### Written task
Write out each entry again. Keep every word exactly as it is.

### Stored data
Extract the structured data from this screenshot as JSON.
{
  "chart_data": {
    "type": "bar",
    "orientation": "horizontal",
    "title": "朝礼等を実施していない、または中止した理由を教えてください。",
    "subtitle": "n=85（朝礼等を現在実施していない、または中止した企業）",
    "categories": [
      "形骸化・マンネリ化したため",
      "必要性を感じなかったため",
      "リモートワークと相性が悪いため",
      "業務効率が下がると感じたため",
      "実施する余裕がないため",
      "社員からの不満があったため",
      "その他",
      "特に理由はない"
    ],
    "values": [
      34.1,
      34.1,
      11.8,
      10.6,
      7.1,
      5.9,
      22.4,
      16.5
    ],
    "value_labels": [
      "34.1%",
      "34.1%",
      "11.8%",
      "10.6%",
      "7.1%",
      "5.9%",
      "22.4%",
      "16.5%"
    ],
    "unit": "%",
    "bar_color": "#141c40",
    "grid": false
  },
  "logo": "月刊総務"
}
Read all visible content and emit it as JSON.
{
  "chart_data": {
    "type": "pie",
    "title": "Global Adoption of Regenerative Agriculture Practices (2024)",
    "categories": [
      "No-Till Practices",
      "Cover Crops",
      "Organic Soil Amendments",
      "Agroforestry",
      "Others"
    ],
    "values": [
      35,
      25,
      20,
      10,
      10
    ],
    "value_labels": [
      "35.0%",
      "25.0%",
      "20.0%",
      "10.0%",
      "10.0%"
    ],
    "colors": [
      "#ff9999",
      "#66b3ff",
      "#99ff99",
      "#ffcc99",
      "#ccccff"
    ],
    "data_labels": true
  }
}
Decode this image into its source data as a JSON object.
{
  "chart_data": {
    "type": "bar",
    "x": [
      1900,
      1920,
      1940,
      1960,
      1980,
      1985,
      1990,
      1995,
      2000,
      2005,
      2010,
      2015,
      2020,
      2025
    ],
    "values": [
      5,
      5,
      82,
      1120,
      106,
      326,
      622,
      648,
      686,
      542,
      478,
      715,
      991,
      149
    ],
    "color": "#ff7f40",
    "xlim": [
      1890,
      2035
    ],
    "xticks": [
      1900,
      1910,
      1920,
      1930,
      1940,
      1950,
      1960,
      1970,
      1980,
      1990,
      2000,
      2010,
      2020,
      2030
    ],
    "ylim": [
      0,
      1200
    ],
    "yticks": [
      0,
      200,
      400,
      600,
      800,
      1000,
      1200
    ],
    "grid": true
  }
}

### Finished exercise
Extract the structured data from this screenshot as JSON.
{
  "chart_data": {
    "type": "bar",
    "orientation": "horizontal",
    "title": "朝礼等を実施していない、または中止した理由を教えてください。",
    "subtitle": "n=85（朝礼等を現在実施していない、または中止した企業）",
    "categories": [
      "形骸化・マンネリ化したため",
      "必要性を感じなかったため",
      "リモートワークと相性が悪いため",
      "業務効率が下がると感じたため",
      "実施する余裕がないため",
      "社員からの不満があったため",
      "その他",
      "特に理由はない"
    ],
    "values": [
      34.1,
      34.1,
      11.8,
      10.6,
      7.1,
      5.9,
      22.4,
      16.5
    ],
    "value_labels": [
      "34.1%",
      "34.1%",
      "11.8%",
      "10.6%",
      "7.1%",
      "5.9%",
      "22.4%",
      "16.5%"
    ],
    "unit": "%",
    "bar_color": "#141c40",
    "grid": false
  },
  "logo": "月刊総務"
}
Read all visible content and emit it as JSON.
{
  "chart_data": {
    "type": "pie",
    "title": "Global Adoption of Regenerative Agriculture Practices (2024)",
    "categories": [
      "No-Till Practices",
      "Cover Crops",
      "Organic Soil Amendments",
      "Agroforestry",
      "Others"
    ],
    "values": [
      35,
      25,
      20,
      10,
      10
    ],
    "value_labels": [
      "35.0%",
      "25.0%",
      "20.0%",
      "10.0%",
      "10.0%"
    ],
    "colors": [
      "#ff9999",
      "#66b3ff",
      "#99ff99",
      "#ffcc99",
      "#ccccff"
    ],
    "data_labels": true
  }
}
Decode this image into its source data as a JSON object.
{
  "chart_data": {
    "type": "bar",
    "x": [
      1900,
      1920,
      1940,
      1960,
      1980,
      1985,
      1990,
      1995,
      2000,
      2005,
      2010,
      2015,
      2020,
      2025
    ],
    "values": [
      5,
      5,
      82,
      1120,
      106,
      326,
      622,
      648,
      686,
      542,
      478,
      715,
      991,
      149
    ],
    "color": "#ff7f40",
    "xlim": [
      1890,
      2035
    ],
    "xticks": [
      1900,
      1910,
      1920,
      1930,
      1940,
      1950,
      1960,
      1970,
      1980,
      1990,
      2000,
      2010,
      2020,
      2030
    ],
    "ylim": [
      0,
      1200
    ],
    "yticks": [
      0,
      200,
      400,
      600,
      800,
      1000,
      1200
    ],
    "grid": true
  }
}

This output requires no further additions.